## Exercise details
From the entries provided below, copy each line that contains the word "Усть".

---

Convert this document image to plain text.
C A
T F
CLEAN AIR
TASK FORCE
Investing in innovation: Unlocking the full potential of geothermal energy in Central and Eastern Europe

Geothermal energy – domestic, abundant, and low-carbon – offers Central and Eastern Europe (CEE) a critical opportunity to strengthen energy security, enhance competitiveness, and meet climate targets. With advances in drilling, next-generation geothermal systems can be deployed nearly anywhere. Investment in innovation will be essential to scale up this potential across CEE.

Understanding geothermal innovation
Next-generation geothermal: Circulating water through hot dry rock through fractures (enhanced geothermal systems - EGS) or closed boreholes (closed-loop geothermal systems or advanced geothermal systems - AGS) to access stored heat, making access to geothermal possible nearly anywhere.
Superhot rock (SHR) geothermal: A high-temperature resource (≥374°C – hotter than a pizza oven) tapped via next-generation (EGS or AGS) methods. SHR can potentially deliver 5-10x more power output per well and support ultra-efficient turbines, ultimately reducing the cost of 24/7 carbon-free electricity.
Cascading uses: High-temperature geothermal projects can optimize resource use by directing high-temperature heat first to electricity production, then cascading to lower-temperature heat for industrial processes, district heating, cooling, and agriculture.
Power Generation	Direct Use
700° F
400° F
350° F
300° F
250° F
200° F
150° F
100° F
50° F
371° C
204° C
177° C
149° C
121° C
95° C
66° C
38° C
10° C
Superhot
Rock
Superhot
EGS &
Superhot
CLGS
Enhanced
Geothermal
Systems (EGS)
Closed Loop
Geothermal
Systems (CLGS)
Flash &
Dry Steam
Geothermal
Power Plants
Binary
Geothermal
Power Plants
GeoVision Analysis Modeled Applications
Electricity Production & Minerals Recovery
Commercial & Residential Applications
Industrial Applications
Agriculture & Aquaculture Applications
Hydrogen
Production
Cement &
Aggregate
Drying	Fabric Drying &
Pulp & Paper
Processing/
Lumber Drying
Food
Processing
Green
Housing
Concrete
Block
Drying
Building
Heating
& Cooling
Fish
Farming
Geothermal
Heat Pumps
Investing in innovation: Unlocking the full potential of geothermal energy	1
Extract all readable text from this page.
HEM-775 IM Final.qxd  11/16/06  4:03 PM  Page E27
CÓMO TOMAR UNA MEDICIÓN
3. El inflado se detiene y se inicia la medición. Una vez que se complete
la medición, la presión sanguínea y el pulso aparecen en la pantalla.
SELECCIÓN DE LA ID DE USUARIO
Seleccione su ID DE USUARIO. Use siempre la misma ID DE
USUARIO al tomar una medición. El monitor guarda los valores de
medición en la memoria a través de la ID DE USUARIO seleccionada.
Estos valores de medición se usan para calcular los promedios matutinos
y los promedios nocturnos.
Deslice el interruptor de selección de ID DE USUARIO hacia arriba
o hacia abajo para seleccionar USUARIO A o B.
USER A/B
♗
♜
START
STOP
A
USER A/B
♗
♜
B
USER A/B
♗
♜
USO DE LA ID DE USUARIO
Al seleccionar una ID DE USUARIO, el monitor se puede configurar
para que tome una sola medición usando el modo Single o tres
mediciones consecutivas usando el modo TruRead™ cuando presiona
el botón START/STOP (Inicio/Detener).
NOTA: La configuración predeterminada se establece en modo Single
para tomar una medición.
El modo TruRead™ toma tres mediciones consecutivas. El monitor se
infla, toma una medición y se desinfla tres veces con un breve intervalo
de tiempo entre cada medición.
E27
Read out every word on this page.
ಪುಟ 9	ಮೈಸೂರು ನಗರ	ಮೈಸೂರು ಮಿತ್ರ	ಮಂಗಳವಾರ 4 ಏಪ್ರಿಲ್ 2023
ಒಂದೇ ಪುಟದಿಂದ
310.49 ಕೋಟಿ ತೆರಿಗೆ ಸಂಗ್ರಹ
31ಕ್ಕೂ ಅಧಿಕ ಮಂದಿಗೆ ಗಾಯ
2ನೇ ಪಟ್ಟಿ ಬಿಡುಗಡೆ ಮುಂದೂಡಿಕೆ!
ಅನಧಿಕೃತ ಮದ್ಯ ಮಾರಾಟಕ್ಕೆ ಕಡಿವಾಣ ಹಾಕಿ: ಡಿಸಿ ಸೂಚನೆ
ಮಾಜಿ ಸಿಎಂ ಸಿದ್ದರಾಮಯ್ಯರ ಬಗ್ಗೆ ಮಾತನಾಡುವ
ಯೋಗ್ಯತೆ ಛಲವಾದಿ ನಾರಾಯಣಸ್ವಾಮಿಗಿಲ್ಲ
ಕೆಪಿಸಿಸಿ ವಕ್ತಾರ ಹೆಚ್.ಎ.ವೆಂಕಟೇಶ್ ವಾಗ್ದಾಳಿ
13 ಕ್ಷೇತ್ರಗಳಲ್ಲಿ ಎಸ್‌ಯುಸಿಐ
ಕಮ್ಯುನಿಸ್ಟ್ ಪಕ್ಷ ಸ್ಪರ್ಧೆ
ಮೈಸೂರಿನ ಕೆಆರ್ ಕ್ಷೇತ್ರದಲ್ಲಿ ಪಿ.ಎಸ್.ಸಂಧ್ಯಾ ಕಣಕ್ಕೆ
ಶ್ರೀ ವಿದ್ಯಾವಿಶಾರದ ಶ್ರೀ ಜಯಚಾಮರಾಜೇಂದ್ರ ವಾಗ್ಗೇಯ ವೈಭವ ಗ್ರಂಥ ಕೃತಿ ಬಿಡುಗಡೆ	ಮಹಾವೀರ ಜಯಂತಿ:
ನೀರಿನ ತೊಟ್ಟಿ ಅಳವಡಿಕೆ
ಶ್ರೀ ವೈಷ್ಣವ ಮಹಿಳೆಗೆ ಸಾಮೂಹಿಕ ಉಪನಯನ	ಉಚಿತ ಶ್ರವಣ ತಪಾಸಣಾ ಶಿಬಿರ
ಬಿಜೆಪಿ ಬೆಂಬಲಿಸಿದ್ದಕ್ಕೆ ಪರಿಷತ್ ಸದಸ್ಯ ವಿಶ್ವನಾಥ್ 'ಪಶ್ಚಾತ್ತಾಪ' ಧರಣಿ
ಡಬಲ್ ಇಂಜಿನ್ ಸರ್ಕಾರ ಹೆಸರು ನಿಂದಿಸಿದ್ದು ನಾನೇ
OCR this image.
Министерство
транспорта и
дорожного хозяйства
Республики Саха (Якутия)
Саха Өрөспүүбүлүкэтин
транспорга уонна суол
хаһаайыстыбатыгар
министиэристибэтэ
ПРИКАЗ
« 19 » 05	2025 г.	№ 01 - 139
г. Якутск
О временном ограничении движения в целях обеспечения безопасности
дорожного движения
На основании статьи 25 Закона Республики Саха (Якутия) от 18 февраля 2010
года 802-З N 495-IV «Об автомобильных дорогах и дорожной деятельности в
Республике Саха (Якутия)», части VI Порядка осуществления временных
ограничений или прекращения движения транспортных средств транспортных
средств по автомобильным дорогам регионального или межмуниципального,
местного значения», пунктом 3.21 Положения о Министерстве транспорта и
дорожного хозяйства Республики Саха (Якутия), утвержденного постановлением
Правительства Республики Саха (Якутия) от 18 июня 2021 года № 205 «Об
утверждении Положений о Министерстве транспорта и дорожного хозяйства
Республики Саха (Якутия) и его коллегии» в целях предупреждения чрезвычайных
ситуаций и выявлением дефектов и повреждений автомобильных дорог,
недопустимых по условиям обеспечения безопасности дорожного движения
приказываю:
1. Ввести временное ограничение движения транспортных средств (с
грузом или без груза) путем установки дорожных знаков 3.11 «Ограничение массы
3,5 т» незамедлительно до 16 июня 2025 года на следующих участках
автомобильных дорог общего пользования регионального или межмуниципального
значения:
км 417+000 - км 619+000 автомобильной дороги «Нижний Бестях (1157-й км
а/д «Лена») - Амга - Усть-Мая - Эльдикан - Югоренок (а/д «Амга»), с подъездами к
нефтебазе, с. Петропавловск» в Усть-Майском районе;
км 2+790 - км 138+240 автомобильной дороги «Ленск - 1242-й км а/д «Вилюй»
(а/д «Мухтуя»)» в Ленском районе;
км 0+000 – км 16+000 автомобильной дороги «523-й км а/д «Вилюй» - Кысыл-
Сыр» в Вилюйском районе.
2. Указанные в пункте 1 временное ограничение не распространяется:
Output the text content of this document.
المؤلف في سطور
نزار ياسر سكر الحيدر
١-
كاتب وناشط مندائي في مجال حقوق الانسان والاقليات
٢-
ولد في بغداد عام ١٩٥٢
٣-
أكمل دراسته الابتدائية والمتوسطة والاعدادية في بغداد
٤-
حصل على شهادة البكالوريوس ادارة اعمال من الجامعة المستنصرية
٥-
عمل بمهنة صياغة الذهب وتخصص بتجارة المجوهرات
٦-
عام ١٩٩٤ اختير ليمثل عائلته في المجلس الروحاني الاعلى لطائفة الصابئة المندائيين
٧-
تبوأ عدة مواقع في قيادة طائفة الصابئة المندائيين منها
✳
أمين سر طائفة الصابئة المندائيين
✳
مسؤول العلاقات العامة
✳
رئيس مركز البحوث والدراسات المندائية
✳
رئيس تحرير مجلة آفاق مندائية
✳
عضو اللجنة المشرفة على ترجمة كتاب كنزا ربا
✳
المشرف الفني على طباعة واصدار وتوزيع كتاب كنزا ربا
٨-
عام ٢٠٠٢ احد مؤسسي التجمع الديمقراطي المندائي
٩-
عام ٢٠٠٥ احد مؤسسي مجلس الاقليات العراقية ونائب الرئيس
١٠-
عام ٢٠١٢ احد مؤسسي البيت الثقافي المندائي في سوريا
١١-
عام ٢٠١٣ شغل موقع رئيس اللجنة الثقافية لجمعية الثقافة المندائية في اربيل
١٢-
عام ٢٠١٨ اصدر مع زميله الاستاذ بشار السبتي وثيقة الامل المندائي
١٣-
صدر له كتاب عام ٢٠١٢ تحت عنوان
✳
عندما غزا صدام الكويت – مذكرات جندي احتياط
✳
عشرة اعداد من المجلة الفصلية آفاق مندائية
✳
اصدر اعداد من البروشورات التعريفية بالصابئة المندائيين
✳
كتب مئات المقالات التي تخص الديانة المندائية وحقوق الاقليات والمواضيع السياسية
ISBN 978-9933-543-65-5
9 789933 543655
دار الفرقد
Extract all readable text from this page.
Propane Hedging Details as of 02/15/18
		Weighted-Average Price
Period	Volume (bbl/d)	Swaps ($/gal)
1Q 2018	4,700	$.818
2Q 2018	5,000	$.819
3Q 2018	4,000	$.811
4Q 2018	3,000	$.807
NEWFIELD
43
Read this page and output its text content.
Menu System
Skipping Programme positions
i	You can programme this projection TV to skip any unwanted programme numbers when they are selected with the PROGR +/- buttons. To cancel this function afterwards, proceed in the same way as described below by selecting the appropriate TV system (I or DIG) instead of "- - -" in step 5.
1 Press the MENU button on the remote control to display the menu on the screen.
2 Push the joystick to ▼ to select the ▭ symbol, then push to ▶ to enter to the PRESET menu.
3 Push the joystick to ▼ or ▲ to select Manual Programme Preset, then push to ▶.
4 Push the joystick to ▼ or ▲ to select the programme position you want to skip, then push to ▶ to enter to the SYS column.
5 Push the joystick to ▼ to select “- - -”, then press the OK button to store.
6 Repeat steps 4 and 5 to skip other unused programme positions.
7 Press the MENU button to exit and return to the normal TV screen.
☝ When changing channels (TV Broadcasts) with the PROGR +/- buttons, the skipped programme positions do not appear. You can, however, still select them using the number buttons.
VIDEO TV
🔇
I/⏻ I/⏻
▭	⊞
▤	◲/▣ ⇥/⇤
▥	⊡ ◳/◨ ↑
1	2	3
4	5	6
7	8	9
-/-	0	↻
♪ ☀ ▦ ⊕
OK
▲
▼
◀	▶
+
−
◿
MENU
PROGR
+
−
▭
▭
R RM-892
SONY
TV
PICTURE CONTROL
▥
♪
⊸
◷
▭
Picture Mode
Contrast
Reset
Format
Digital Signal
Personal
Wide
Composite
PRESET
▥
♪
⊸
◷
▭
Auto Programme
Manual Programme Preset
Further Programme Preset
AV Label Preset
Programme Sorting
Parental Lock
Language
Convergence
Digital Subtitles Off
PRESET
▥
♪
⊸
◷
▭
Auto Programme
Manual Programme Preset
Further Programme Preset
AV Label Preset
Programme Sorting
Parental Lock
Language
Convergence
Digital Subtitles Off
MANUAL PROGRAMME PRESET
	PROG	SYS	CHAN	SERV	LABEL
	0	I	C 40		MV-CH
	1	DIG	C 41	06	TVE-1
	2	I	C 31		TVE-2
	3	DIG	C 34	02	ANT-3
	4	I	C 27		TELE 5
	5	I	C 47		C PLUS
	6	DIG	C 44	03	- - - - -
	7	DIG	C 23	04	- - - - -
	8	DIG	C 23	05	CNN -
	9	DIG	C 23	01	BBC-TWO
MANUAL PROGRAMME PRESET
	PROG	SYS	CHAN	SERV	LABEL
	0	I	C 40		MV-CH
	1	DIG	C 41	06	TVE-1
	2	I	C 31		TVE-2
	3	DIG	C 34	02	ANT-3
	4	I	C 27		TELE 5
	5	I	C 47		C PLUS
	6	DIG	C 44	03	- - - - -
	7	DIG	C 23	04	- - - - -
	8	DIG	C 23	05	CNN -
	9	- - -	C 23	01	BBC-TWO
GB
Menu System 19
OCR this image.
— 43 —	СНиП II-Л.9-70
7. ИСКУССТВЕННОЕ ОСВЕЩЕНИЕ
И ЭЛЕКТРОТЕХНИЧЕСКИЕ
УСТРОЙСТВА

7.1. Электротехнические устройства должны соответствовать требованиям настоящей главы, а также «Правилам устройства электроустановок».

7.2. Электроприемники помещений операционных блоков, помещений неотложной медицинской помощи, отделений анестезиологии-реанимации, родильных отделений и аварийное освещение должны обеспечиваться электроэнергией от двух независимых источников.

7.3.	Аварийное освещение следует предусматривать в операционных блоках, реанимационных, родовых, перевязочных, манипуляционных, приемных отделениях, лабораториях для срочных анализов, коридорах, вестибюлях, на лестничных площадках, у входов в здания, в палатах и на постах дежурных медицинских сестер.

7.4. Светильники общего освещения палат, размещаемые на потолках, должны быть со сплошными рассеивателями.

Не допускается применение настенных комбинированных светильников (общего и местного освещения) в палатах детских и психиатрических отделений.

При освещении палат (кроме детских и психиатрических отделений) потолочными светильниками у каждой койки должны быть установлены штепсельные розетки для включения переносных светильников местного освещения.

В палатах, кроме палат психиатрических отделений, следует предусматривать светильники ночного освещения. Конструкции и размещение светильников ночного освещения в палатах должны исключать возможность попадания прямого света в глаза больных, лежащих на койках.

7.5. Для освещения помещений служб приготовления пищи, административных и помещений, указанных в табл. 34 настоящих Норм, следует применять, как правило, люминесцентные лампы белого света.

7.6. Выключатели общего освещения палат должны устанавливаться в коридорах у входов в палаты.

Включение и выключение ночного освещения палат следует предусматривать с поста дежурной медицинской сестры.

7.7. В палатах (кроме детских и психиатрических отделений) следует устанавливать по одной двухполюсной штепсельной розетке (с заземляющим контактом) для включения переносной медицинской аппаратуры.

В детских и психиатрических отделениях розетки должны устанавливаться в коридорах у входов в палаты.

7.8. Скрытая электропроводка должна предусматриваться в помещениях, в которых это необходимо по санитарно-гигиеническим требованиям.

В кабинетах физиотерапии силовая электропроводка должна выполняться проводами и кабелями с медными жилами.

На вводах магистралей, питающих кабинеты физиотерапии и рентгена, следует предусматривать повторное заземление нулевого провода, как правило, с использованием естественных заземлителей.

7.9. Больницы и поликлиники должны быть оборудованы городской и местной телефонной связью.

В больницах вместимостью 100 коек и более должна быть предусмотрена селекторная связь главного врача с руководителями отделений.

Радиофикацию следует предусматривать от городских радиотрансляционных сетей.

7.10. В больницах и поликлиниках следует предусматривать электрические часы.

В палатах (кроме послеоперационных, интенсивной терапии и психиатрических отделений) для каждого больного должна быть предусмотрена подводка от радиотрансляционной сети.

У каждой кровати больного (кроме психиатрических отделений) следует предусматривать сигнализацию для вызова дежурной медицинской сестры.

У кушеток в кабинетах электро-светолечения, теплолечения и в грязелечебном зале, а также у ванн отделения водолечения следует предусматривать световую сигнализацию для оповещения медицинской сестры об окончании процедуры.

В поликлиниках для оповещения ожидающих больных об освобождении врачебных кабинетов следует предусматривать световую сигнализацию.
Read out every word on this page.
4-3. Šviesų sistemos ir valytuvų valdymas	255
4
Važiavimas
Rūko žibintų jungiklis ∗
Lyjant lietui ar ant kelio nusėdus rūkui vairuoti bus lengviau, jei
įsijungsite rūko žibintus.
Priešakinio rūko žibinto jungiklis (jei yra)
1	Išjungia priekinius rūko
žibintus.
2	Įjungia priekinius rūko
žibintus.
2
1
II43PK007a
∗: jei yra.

---

## Problem solution
а/д «Лена») - Амга - Усть-Мая - Эльдикан - Югоренок (а/д «Амга»), с подъездами к
нефтебазе, с. Петропавловск» в Усть-Майском районе;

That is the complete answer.